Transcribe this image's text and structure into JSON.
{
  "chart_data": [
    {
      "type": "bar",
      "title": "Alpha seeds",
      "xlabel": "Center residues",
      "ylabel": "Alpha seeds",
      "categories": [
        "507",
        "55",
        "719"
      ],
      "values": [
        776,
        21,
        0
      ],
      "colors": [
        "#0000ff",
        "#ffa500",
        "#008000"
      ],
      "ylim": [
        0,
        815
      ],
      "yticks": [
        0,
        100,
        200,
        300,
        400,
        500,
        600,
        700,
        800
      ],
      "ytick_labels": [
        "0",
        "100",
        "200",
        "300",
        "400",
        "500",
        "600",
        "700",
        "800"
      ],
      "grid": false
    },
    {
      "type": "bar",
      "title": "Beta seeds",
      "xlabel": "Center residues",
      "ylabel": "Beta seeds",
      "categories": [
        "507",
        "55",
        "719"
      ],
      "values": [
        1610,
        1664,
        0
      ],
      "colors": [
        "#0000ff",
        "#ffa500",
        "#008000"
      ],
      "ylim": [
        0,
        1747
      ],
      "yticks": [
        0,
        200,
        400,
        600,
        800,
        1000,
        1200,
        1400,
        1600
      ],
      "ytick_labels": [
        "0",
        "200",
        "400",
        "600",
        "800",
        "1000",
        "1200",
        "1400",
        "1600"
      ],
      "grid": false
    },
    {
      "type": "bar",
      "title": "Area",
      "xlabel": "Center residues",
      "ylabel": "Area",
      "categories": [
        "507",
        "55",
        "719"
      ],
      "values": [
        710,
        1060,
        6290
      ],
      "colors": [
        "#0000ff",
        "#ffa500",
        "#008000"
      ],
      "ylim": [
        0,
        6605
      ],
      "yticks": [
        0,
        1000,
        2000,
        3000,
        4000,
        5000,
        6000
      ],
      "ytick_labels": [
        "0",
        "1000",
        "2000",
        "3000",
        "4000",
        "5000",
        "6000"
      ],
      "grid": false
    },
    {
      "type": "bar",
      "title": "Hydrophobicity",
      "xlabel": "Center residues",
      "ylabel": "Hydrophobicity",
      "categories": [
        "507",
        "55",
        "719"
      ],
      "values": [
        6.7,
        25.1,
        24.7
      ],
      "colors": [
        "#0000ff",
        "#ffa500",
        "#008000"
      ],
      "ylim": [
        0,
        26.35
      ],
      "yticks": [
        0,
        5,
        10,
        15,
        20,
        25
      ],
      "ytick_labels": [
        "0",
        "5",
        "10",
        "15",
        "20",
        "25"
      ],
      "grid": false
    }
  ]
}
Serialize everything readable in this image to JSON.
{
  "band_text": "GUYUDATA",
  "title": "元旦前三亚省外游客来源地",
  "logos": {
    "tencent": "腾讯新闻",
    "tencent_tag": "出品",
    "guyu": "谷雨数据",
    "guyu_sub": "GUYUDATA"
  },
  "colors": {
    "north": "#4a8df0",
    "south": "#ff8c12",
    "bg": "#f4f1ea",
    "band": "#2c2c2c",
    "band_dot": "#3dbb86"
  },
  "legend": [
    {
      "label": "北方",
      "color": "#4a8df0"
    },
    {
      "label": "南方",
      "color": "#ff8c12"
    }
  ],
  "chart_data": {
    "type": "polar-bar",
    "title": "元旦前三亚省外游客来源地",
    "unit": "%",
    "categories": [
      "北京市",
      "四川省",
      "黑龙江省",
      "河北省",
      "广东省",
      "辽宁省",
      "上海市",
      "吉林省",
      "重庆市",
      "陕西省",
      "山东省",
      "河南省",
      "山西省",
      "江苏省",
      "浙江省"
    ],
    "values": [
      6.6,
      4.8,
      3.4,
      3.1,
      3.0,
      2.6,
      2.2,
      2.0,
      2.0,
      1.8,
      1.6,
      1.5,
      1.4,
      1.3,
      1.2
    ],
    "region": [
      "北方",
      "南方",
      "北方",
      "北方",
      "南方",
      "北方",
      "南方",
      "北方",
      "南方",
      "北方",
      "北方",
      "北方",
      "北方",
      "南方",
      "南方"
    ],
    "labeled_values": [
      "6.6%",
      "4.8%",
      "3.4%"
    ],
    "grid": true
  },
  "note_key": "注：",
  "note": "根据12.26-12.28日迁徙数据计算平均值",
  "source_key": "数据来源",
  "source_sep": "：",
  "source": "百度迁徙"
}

++++

| Short exercise |
Each record above should be repeated exactly as it appears.

| Reply to the task |
Transcribe this image's text and structure into JSON.
{
  "chart_data": [
    {
      "type": "bar",
      "title": "Alpha seeds",
      "xlabel": "Center residues",
      "ylabel": "Alpha seeds",
      "categories": [
        "507",
        "55",
        "719"
      ],
      "values": [
        776,
        21,
        0
      ],
      "colors": [
        "#0000ff",
        "#ffa500",
        "#008000"
      ],
      "ylim": [
        0,
        815
      ],
      "yticks": [
        0,
        100,
        200,
        300,
        400,
        500,
        600,
        700,
        800
      ],
      "ytick_labels": [
        "0",
        "100",
        "200",
        "300",
        "400",
        "500",
        "600",
        "700",
        "800"
      ],
      "grid": false
    },
    {
      "type": "bar",
      "title": "Beta seeds",
      "xlabel": "Center residues",
      "ylabel": "Beta seeds",
      "categories": [
        "507",
        "55",
        "719"
      ],
      "values": [
        1610,
        1664,
        0
      ],
      "colors": [
        "#0000ff",
        "#ffa500",
        "#008000"
      ],
      "ylim": [
        0,
        1747
      ],
      "yticks": [
        0,
        200,
        400,
        600,
        800,
        1000,
        1200,
        1400,
        1600
      ],
      "ytick_labels": [
        "0",
        "200",
        "400",
        "600",
        "800",
        "1000",
        "1200",
        "1400",
        "1600"
      ],
      "grid": false
    },
    {
      "type": "bar",
      "title": "Area",
      "xlabel": "Center residues",
      "ylabel": "Area",
      "categories": [
        "507",
        "55",
        "719"
      ],
      "values": [
        710,
        1060,
        6290
      ],
      "colors": [
        "#0000ff",
        "#ffa500",
        "#008000"
      ],
      "ylim": [
        0,
        6605
      ],
      "yticks": [
        0,
        1000,
        2000,
        3000,
        4000,
        5000,
        6000
      ],
      "ytick_labels": [
        "0",
        "1000",
        "2000",
        "3000",
        "4000",
        "5000",
        "6000"
      ],
      "grid": false
    },
    {
      "type": "bar",
      "title": "Hydrophobicity",
      "xlabel": "Center residues",
      "ylabel": "Hydrophobicity",
      "categories": [
        "507",
        "55",
        "719"
      ],
      "values": [
        6.7,
        25.1,
        24.7
      ],
      "colors": [
        "#0000ff",
        "#ffa500",
        "#008000"
      ],
      "ylim": [
        0,
        26.35
      ],
      "yticks": [
        0,
        5,
        10,
        15,
        20,
        25
      ],
      "ytick_labels": [
        "0",
        "5",
        "10",
        "15",
        "20",
        "25"
      ],
      "grid": false
    }
  ]
}
Serialize everything readable in this image to JSON.
{
  "band_text": "GUYUDATA",
  "title": "元旦前三亚省外游客来源地",
  "logos": {
    "tencent": "腾讯新闻",
    "tencent_tag": "出品",
    "guyu": "谷雨数据",
    "guyu_sub": "GUYUDATA"
  },
  "colors": {
    "north": "#4a8df0",
    "south": "#ff8c12",
    "bg": "#f4f1ea",
    "band": "#2c2c2c",
    "band_dot": "#3dbb86"
  },
  "legend": [
    {
      "label": "北方",
      "color": "#4a8df0"
    },
    {
      "label": "南方",
      "color": "#ff8c12"
    }
  ],
  "chart_data": {
    "type": "polar-bar",
    "title": "元旦前三亚省外游客来源地",
    "unit": "%",
    "categories": [
      "北京市",
      "四川省",
      "黑龙江省",
      "河北省",
      "广东省",
      "辽宁省",
      "上海市",
      "吉林省",
      "重庆市",
      "陕西省",
      "山东省",
      "河南省",
      "山西省",
      "江苏省",
      "浙江省"
    ],
    "values": [
      6.6,
      4.8,
      3.4,
      3.1,
      3.0,
      2.6,
      2.2,
      2.0,
      2.0,
      1.8,
      1.6,
      1.5,
      1.4,
      1.3,
      1.2
    ],
    "region": [
      "北方",
      "南方",
      "北方",
      "北方",
      "南方",
      "北方",
      "南方",
      "北方",
      "南方",
      "北方",
      "北方",
      "北方",
      "北方",
      "南方",
      "南方"
    ],
    "labeled_values": [
      "6.6%",
      "4.8%",
      "3.4%"
    ],
    "grid": true
  },
  "note_key": "注：",
  "note": "根据12.26-12.28日迁徙数据计算平均值",
  "source_key": "数据来源",
  "source_sep": "：",
  "source": "百度迁徙"
}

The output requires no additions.